Start of PAGE EXTRACT

Thursday, January 7, 2010

Going Mobile

It’s been happening a lot lately, people saying to me “you sure look a lot better than you did!” Some tell me I looked like I was beat up with a baseball bat. It’s nice, but a little disconcerting. It happened today at the grocery store. I ran into one of my neighbors, people who we’re friendly with but not close to, and she was telling me how they could tell something was wrong. She described watching me walk slower and slower, and becoming more and more stooped, and she said I got whiter and whiter. Every time she saw me. And she commented on my weight loss. She said she wanted to ask if everything was all right but felt uncomfortable doing so. She didn’t need to feel uncomfortable, I would have welcomed the concern, but I can certainly understand how she felt. I wouldn’t have walked up to someone and asked them if they were okay, either.

It’s kinda weird, realizing how much my decline affected people. I was just trying to survive it. I didn’t notice at the time the effect it had. It must have been hard for Tom to see me like that. Sometimes he would just watch me go through the process of getting up, and I could tell he wanted to just make it go away. He’s told me numerous times that it’s nice to have me back. It’s nice to be back.

It’s been a year since my first visit to the Denver Arthritis Clinic. My first visit they did a full work up, blood tests, X rays, detailed history, etc. About a week later the doc called and told me that I tested negative for Rheumatoid Arthritis and Lupus, but there was an indication of inflammation in the blood work. I don’t know exactly what he was seeing, but it meant that there was definitely something systemic going on. He did tell me that I tested positive for the genetic marker for Lupus but not the antigens or antibodies or whatever they are. I’m a musician, not a doctor. Anyway, since I’ve had a history of psoriasis, he diagnosed psoriatic arthritis. It’s very similar to rheumatoid arthritis in symptoms and treatment but the cause is different. It’s also an autoimmune disease where the immune system attacks your joints. Great. What was going to happen to my music career?

So he started me on a heavy duty anti-inflammatory. Come back in six weeks. It will take about three months to tell if this is the right med. Okay. I have a colleague with RA, and she told me it took them a couple years to get the meds dialed in. I always knew I would be okay, so I was ready for it to take some time to find the right med.

End of PAGE EXTRACT
Start of DATA EXTRACT

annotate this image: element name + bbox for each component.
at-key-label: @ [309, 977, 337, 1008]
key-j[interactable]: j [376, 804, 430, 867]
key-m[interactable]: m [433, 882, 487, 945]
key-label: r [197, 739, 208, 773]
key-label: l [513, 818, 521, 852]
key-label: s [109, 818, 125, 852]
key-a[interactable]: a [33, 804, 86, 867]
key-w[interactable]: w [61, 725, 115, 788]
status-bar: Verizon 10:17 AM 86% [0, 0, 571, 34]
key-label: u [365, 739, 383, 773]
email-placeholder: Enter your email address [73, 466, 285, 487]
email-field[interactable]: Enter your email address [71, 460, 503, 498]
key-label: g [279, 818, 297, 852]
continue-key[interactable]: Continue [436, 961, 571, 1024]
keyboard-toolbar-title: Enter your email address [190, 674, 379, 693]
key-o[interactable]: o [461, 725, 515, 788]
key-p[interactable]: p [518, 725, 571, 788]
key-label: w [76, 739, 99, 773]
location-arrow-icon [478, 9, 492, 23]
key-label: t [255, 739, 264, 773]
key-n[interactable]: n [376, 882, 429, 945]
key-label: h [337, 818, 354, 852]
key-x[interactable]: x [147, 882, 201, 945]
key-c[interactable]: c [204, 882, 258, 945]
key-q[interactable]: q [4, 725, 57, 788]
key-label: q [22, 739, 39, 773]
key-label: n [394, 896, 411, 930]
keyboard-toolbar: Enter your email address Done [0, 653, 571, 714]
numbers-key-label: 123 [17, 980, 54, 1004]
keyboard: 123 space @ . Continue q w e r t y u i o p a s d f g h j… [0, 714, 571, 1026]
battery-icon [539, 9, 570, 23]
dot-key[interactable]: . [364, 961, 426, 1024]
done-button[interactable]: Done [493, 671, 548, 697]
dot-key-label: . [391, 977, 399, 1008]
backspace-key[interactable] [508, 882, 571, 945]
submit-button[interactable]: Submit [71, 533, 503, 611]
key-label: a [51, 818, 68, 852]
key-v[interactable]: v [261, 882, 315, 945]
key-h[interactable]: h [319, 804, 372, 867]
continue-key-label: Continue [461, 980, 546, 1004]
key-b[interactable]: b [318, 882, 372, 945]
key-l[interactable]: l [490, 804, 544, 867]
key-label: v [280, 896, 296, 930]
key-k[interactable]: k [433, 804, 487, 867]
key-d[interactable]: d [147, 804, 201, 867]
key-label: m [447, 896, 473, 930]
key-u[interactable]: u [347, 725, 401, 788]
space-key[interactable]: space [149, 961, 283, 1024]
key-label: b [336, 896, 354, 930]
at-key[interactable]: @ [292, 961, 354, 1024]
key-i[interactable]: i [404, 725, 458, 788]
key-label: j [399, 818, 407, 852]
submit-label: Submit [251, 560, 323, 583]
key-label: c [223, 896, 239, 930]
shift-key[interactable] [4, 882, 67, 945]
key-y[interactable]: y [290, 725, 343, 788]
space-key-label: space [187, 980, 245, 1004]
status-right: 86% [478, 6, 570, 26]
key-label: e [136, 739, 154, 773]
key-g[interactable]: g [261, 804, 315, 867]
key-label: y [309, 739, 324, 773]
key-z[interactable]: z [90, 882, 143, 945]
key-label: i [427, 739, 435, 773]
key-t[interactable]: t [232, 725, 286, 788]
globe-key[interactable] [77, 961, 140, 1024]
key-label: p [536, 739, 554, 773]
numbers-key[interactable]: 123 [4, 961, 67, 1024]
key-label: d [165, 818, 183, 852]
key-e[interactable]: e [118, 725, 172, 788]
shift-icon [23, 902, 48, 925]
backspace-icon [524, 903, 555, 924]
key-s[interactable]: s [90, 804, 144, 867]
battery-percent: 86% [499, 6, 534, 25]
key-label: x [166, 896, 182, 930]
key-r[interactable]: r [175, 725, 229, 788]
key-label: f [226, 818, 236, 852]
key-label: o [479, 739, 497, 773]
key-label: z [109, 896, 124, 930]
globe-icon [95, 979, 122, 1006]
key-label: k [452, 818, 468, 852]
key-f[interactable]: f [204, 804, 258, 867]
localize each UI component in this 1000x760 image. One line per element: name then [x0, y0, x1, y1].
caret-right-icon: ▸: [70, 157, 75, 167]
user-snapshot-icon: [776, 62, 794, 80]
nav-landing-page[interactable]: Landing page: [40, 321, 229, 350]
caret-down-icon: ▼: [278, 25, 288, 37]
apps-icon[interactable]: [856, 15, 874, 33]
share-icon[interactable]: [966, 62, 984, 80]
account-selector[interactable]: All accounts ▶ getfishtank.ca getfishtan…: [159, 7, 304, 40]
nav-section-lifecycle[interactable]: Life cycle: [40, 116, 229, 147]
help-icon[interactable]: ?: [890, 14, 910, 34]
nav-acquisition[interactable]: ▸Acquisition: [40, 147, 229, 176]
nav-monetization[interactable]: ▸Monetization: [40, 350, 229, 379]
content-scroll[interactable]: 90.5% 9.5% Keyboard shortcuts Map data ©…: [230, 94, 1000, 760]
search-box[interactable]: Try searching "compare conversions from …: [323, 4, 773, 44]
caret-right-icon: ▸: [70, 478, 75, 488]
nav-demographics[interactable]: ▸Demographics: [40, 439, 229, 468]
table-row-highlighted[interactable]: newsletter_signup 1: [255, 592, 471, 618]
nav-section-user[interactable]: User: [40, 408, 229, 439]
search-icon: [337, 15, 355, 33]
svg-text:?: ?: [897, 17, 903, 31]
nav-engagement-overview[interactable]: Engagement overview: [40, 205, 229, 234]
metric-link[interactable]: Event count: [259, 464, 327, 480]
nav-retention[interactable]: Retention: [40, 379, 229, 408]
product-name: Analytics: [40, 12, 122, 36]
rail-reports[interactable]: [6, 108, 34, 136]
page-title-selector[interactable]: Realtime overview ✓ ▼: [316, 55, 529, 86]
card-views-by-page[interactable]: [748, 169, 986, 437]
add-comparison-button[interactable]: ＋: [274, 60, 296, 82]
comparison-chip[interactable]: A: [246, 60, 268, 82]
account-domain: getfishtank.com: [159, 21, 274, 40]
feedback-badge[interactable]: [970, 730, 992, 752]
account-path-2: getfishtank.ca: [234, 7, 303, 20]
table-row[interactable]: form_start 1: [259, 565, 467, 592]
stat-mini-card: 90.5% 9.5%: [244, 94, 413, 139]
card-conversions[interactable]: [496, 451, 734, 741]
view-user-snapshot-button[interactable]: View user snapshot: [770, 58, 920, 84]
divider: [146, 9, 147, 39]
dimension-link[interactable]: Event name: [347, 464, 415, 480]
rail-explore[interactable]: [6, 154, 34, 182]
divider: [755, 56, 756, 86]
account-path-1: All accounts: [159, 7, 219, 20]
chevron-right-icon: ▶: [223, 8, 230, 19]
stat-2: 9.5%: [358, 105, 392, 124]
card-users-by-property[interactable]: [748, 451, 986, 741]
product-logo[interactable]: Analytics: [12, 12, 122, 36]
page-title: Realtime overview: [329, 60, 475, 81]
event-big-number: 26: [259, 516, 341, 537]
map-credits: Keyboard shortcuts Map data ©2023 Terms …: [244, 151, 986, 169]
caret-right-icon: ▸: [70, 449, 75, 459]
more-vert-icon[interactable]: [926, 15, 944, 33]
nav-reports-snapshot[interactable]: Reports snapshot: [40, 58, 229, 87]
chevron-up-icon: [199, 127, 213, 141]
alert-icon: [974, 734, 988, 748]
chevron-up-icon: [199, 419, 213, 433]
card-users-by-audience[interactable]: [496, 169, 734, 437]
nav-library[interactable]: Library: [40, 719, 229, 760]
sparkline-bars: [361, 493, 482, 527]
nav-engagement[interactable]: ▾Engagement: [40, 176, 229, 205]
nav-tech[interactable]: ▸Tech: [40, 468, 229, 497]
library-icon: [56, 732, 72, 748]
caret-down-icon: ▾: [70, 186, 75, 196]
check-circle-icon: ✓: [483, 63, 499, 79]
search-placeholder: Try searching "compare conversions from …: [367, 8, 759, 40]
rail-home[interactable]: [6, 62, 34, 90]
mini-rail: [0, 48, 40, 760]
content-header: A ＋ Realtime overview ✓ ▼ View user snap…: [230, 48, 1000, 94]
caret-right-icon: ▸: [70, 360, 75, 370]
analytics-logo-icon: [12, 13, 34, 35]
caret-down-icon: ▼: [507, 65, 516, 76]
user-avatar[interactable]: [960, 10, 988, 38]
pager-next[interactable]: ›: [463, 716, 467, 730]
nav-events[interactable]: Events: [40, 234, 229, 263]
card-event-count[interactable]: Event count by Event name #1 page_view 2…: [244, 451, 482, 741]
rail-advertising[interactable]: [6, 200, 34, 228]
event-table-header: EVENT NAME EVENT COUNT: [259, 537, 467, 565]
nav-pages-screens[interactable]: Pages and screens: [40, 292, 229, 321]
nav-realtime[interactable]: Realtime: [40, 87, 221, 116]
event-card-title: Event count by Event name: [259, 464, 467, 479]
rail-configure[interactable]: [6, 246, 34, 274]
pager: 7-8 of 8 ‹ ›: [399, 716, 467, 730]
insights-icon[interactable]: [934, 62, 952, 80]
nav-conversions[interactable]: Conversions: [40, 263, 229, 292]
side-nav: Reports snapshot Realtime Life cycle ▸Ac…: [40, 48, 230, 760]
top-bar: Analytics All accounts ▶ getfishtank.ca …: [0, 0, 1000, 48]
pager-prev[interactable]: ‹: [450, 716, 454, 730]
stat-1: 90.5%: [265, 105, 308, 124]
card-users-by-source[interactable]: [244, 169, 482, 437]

End of DATA EXTRACT

● **ABOUT THIS TASK**: In the blog post, what did the doctor diagnose after the tests came back negative for rheumatoid arthritis and lupus? Rely only on the text, not the rows, for what comes next.

● **YOUR SOLUTION**: Psoriatic arthritis.